— Begin STORED RECORDS —

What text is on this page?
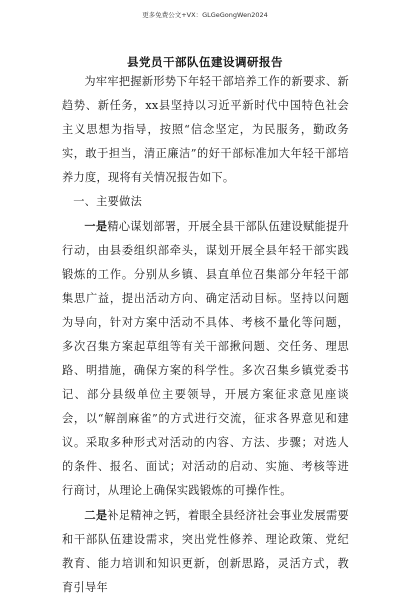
更多免费公文+VX：GLGeGongWen2024
县党员干部队伍建设调研报告

为牢牢把握新形势下年轻干部培养工作的新要求、新趋势、新任务，xx县坚持以习近平新时代中国特色社会主义思想为指导，按照“信念坚定，为民服务，勤政务实，敢于担当，清正廉洁”的好干部标准加大年轻干部培养力度，现将有关情况报告如下。

一、主要做法

一是精心谋划部署，开展全县干部队伍建设赋能提升行动，由县委组织部牵头，谋划开展全县年轻干部实践锻炼的工作。分别从乡镇、县直单位召集部分年轻干部集思广益，提出活动方向、确定活动目标。坚持以问题为导向，针对方案中活动不具体、考核不量化等问题，多次召集方案起草组等有关干部揪问题、交任务、理思路、明措施，确保方案的科学性。多次召集乡镇党委书记、部分县级单位主要领导，开展方案征求意见座谈会，以“解剖麻雀”的方式进行交流，征求各界意见和建议。采取多种形式对活动的内容、方法、步骤；对选人的条件、报名、面试；对活动的启动、实施、考核等进行商讨，从理论上确保实践锻炼的可操作性。

二是补足精神之钙，着眼全县经济社会事业发展需要和干部队伍建设需求，突出党性修养、理论政策、党纪教育、能力培训和知识更新，创新思路，灵活方式，教育引导年
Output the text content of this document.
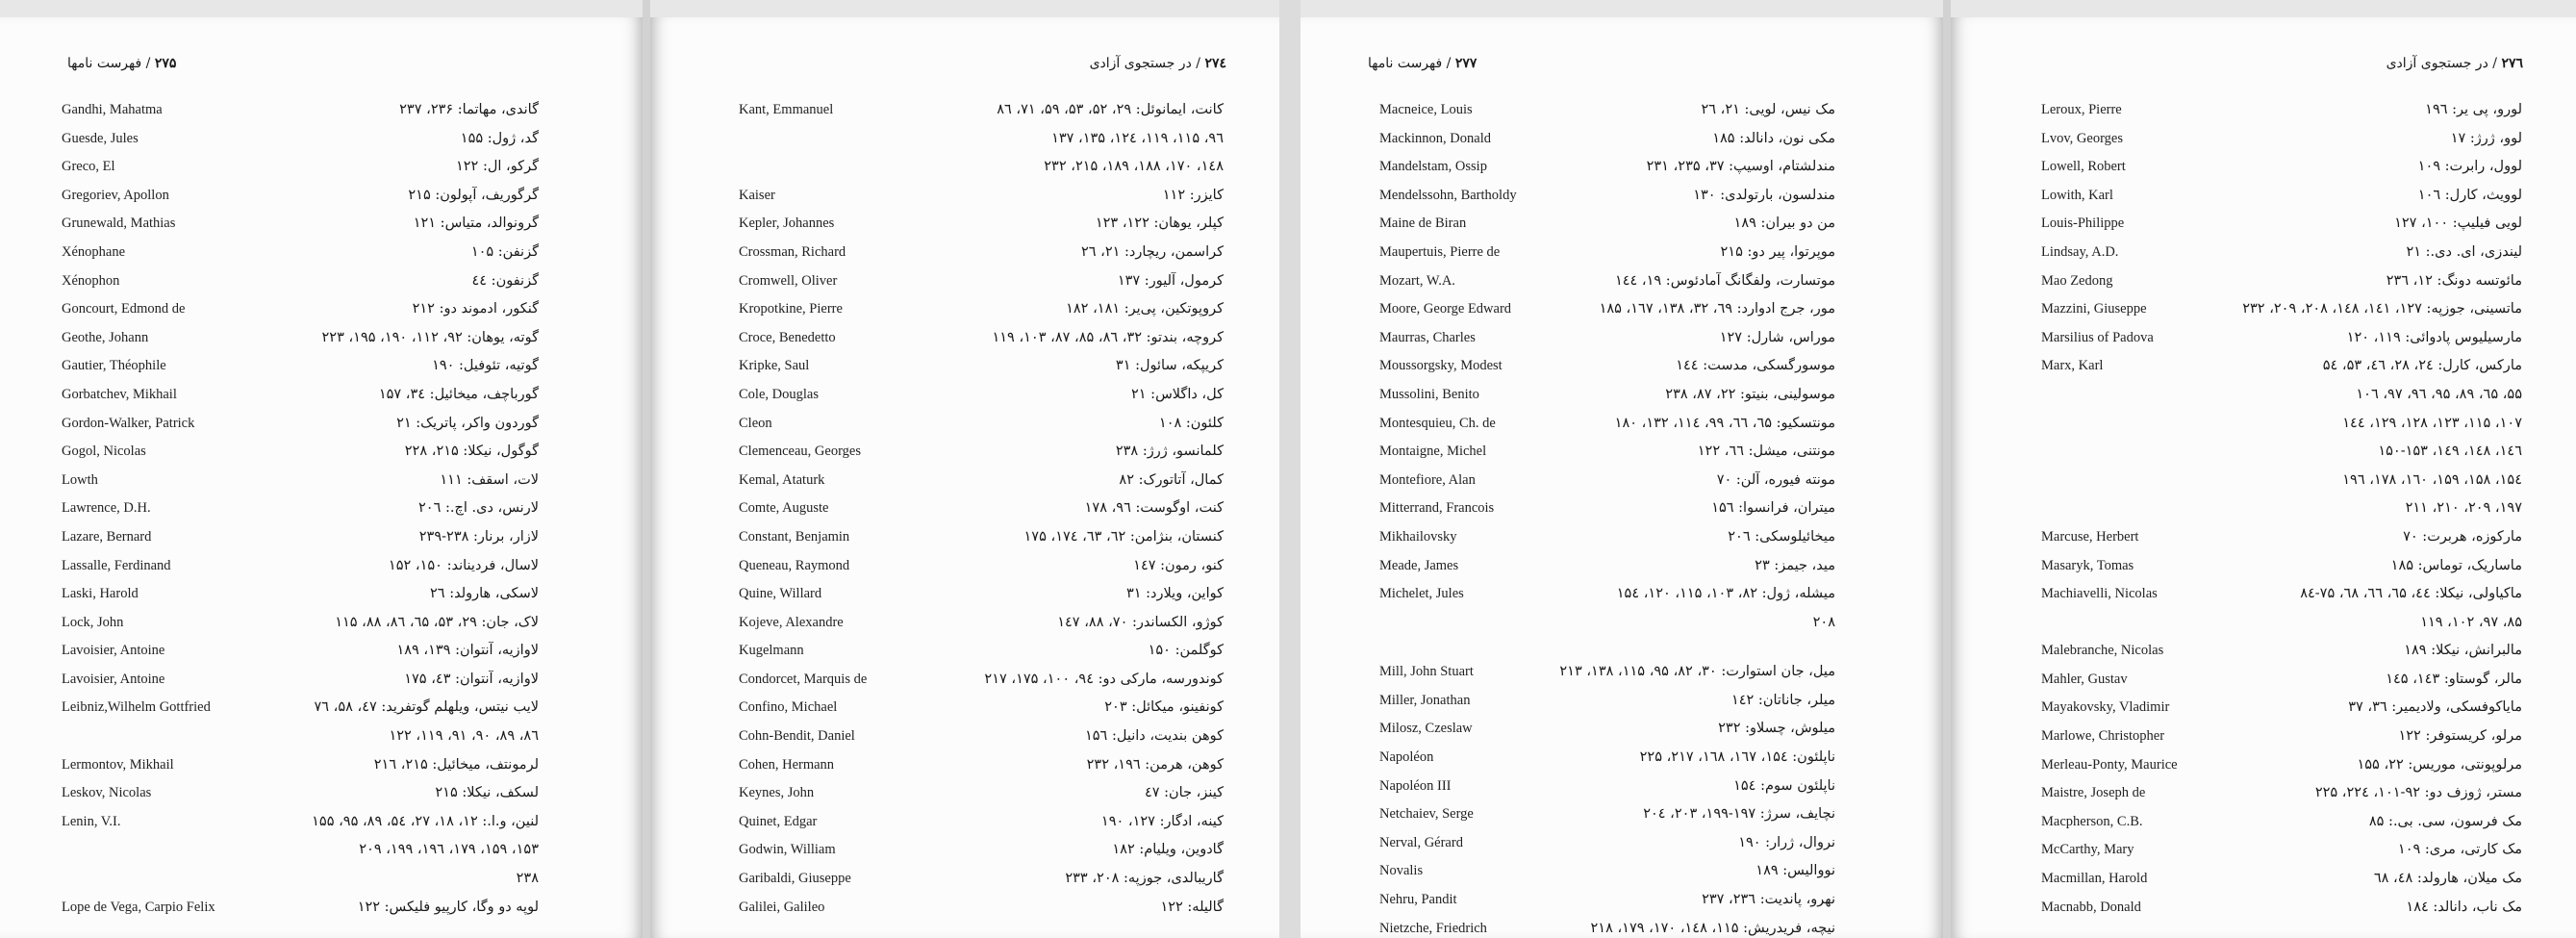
۲۷۵ / فهرست نامها
Gandhi, Mahatma	گاندی، مهاتما: ۲۳۶، ۲۳۷
Guesde, Jules	گد، ژول: ۱۵۵
Greco, El	گرکو، ال: ۱۲۲
Gregoriev, Apollon	گرگوریف، آپولون: ۲۱۵
Grunewald, Mathias	گرونوالد، متیاس: ۱۲۱
Xénophane	گزنفن: ۱۰۵
Xénophon	گزنفون: ٤٤
Goncourt, Edmond de	گنکور، ادموند دو: ۲۱۲
Geothe, Johann	گوته، یوهان: ۹۲، ۱۱۲، ۱۹۰، ۱۹۵، ۲۲۳
Gautier, Théophile	گوتیه، تئوفیل: ۱۹۰
Gorbatchev, Mikhail	گورباچف، میخائیل: ۳٤، ۱۵۷
Gordon-Walker, Patrick	گوردون واکر، پاتریک: ۲۱
Gogol, Nicolas	گوگول، نیکلا: ۲۱۵، ۲۲۸
Lowth	لات، اسقف: ۱۱۱
Lawrence, D.H.	لارنس، دی. اچ.: ۲۰٦
Lazare, Bernard	لازار، برنار: ۲۳۸-۲۳۹
Lassalle, Ferdinand	لاسال، فردیناند: ۱۵۰، ۱۵۲
Laski, Harold	لاسکی، هارولد: ۲٦
Lock, John	لاک، جان: ۲۹، ۵۳، ٦۵، ۸٦، ۸۸، ۱۱۵
Lavoisier, Antoine	لاوازیه، آنتوان: ۱۳۹، ۱۸۹
Lavoisier, Antoine	لاوازیه، آنتوان: ٤۳، ۱۷۵
Leibniz,Wilhelm Gottfried	لایب نیتس، ویلهلم گوتفرید: ٤۷، ۵۸، ۷٦
۸٦، ۸۹، ۹۰، ۹۱، ۱۱۹، ۱۲۲
Lermontov, Mikhail	لرمونتف، میخائیل: ۲۱۵، ۲۱٦
Leskov, Nicolas	لسکف، نیکلا: ۲۱۵
Lenin, V.I.	لنین، و.ا.: ۱۲، ۱۸، ۲۷، ۵٤، ۸۹، ۹۵، ۱۵۵
۱۵۳، ۱۵۹، ۱۷۹، ۱۹٦، ۱۹۹، ۲۰۹
۲۳۸
Lope de Vega, Carpio Felix	لوپه دو وگا، کارپیو فلیکس: ۱۲۲
۲۷٤ / در جستجوی آزادی
Kant, Emmanuel	کانت، ایمانوئل: ۲۹، ۵۲، ۵۳، ۵۹، ۷۱، ۸٦
۹٦، ۱۱۵، ۱۱۹، ۱۲٤، ۱۳۵، ۱۳۷
۱٤۸، ۱۷۰، ۱۸۸، ۱۸۹، ۲۱۵، ۲۳۲
Kaiser	کایزر: ۱۱۲
Kepler, Johannes	کپلر، یوهان: ۱۲۲، ۱۲۳
Crossman, Richard	کراسمن، ریچارد: ۲۱، ۲٦
Cromwell, Oliver	کرمول، آلیور: ۱۳۷
Kropotkine, Pierre	کروپوتکین، پی‌یر: ۱۸۱، ۱۸۲
Croce, Benedetto	کروچه، بندتو: ۳۲، ۸٦، ۸۵، ۸۷، ۱۰۳، ۱۱۹
Kripke, Saul	کریپکه، سائول: ۳۱
Cole, Douglas	کل، داگلاس: ۲۱
Cleon	کلئون: ۱۰۸
Clemenceau, Georges	کلمانسو، ژرژ: ۲۳۸
Kemal, Ataturk	کمال، آتاتورک: ۸۲
Comte, Auguste	کنت، اوگوست: ۹٦، ۱۷۸
Constant, Benjamin	کنستان، بنژامن: ٦۲، ٦۳، ۱۷٤، ۱۷۵
Queneau, Raymond	کنو، رمون: ۱٤۷
Quine, Willard	کواین، ویلارد: ۳۱
Kojeve, Alexandre	کوژو، الکساندر: ۷۰، ۸۸، ۱٤۷
Kugelmann	کوگلمن: ۱۵۰
Condorcet, Marquis de	کوندورسه، مارکی دو: ۹٤، ۱۰۰، ۱۷۵، ۲۱۷
Confino, Michael	کونفینو، میکائل: ۲۰۳
Cohn-Bendit, Daniel	کوهن بندیت، دانیل: ۱۵٦
Cohen, Hermann	کوهن، هرمن: ۱۹٦، ۲۳۲
Keynes, John	کینز، جان: ٤۷
Quinet, Edgar	کینه، ادگار: ۱۲۷، ۱۹۰
Godwin, William	گادوین، ویلیام: ۱۸۲
Garibaldi, Giuseppe	گاریبالدی، جوزپه: ۲۰۸، ۲۳۳
Galilei, Galileo	گالیله: ۱۲۲
۲۷۷ / فهرست نامها
Macneice, Louis	مک نیس، لویی: ۲۱، ۲٦
Mackinnon, Donald	مکی نون، دانالد: ۱۸۵
Mandelstam, Ossip	مندلشتام، اوسیپ: ۳۷، ۲۳۵، ۲۳۱
Mendelssohn, Bartholdy	مندلسون، بارتولدی: ۱۳۰
Maine de Biran	من دو بیران: ۱۸۹
Maupertuis, Pierre de	موپرتوا، پیر دو: ۲۱۵
Mozart, W.A.	موتسارت، ولفگانگ آمادئوس: ۱۹، ۱٤٤
Moore, George Edward	مور، جرج ادوارد: ٦۹، ۳۲، ۱۳۸، ۱٦۷، ۱۸۵
Maurras, Charles	موراس، شارل: ۱۲۷
Moussorgsky, Modest	موسورگسکی، مدست: ۱٤٤
Mussolini, Benito	موسولینی، بنیتو: ۲۲، ۸۷، ۲۳۸
Montesquieu, Ch. de	مونتسکیو: ٦۵، ٦٦، ۹۹، ۱۱٤، ۱۳۲، ۱۸۰
Montaigne, Michel	مونتنی، میشل: ٦٦، ۱۲۲
Montefiore, Alan	مونته فیوره، آلن: ۷۰
Mitterrand, Francois	میتران، فرانسوا: ۱۵٦
Mikhailovsky	میخائیلوسکی: ۲۰٦
Meade, James	مید، جیمز: ۲۳
Michelet, Jules	میشله، ژول: ۸۲، ۱۰۳، ۱۱۵، ۱۲۰، ۱۵٤
۲۰۸
Mill, John Stuart	میل، جان استوارت: ۳۰، ۸۲، ۹۵، ۱۱۵، ۱۳۸، ۲۱۳
Miller, Jonathan	میلر، جاناتان: ۱٤۲
Milosz, Czeslaw	میلوش، چسلاو: ۲۳۲
Napoléon	ناپلئون: ۱۵٤، ۱٦۷، ۱٦۸، ۲۱۷، ۲۲۵
Napoléon III	ناپلئون سوم: ۱۵٤
Netchaiev, Serge	نچایف، سرژ: ۱۹۷-۱۹۹، ۲۰۳، ۲۰٤
Nerval, Gérard	نروال، ژرار: ۱۹۰
Novalis	نووالیس: ۱۸۹
Nehru, Pandit	نهرو، پاندیت: ۲۳٦، ۲۳۷
Nietzche, Friedrich	نیچه، فریدریش: ۱۱۵، ۱٤۸، ۱۷۰، ۱۷۹، ۲۱۸
۲۷٦ / در جستجوی آزادی
Leroux, Pierre	لورو، پی یر: ۱۹٦
Lvov, Georges	لوو، ژرژ: ۱۷
Lowell, Robert	لوول، رابرت: ۱۰۹
Lowith, Karl	لوویث، کارل: ۱۰٦
Louis-Philippe	لویی فیلیپ: ۱۰۰، ۱۲۷
Lindsay, A.D.	لیندزی، ای. دی.: ۲۱
Mao Zedong	مائوتسه دونگ: ۱۲، ۲۳٦
Mazzini, Giuseppe	ماتسینی، جوزپه: ۱۲۷، ۱٤۱، ۱٤۸، ۲۰۸، ۲۰۹، ۲۳۲
Marsilius of Padova	مارسیلیوس پادوائی: ۱۱۹، ۱۲۰
Marx, Karl	مارکس، کارل: ۲٤، ۲۸، ٤٦، ۵۳، ۵٤
۵۵، ٦۵، ۸۹، ۹۵، ۹٦، ۹۷، ۱۰٦
۱۰۷، ۱۱۵، ۱۲۳، ۱۲۸، ۱۲۹، ۱٤٤
۱٤٦، ۱٤۸، ۱٤۹، ۱۵۰-۱۵۳
۱۵٤، ۱۵۸، ۱۵۹، ۱٦۰، ۱۷۸، ۱۹٦
۱۹۷، ۲۰۹، ۲۱۰، ۲۱۱
Marcuse, Herbert	مارکوزه، هربرت: ۷۰
Masaryk, Tomas	ماساریک، توماس: ۱۸۵
Machiavelli, Nicolas	ماکیاولی، نیکلا: ٤٤، ٦۵، ٦٦، ٦۸، ۷۵-۸٤
۸۵، ۹۷، ۱۰۲، ۱۱۹
Malebranche, Nicolas	مالبرانش، نیکلا: ۱۸۹
Mahler, Gustav	مالر، گوستاو: ۱٤۳، ۱٤۵
Mayakovsky, Vladimir	مایاکوفسکی، ولادیمیر: ۳٦، ۳۷
Marlowe, Christopher	مرلو، کریستوفر: ۱۲۲
Merleau-Ponty, Maurice	مرلوپونتی، موریس: ۲۲، ۱۵۵
Maistre, Joseph de	مستر، ژوزف دو: ۹۲-۱۰۱، ۲۲٤، ۲۲۵
Macpherson, C.B.	مک فرسون، سی. بی.: ۸۵
McCarthy, Mary	مک کارتی، مری: ۱۰۹
Macmillan, Harold	مک میلان، هارولد: ٤۸، ٦۸
Macnabb, Donald	مک ناب، دانالد: ۱۸٤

— End STORED RECORDS —

• TASK DIRECTIONS: From the listing, copy each line containing the word "Nicolas".

• SOLVED EXERCISE:
Gogol, Nicolas	گوگول، نیکلا: ۲۱۵، ۲۲۸
Leskov, Nicolas	لسکف، نیکلا: ۲۱۵
Machiavelli, Nicolas	ماکیاولی، نیکلا: ٤٤، ٦۵، ٦٦، ٦۸، ۷۵-۸٤
Malebranche, Nicolas	مالبرانش، نیکلا: ۱۸۹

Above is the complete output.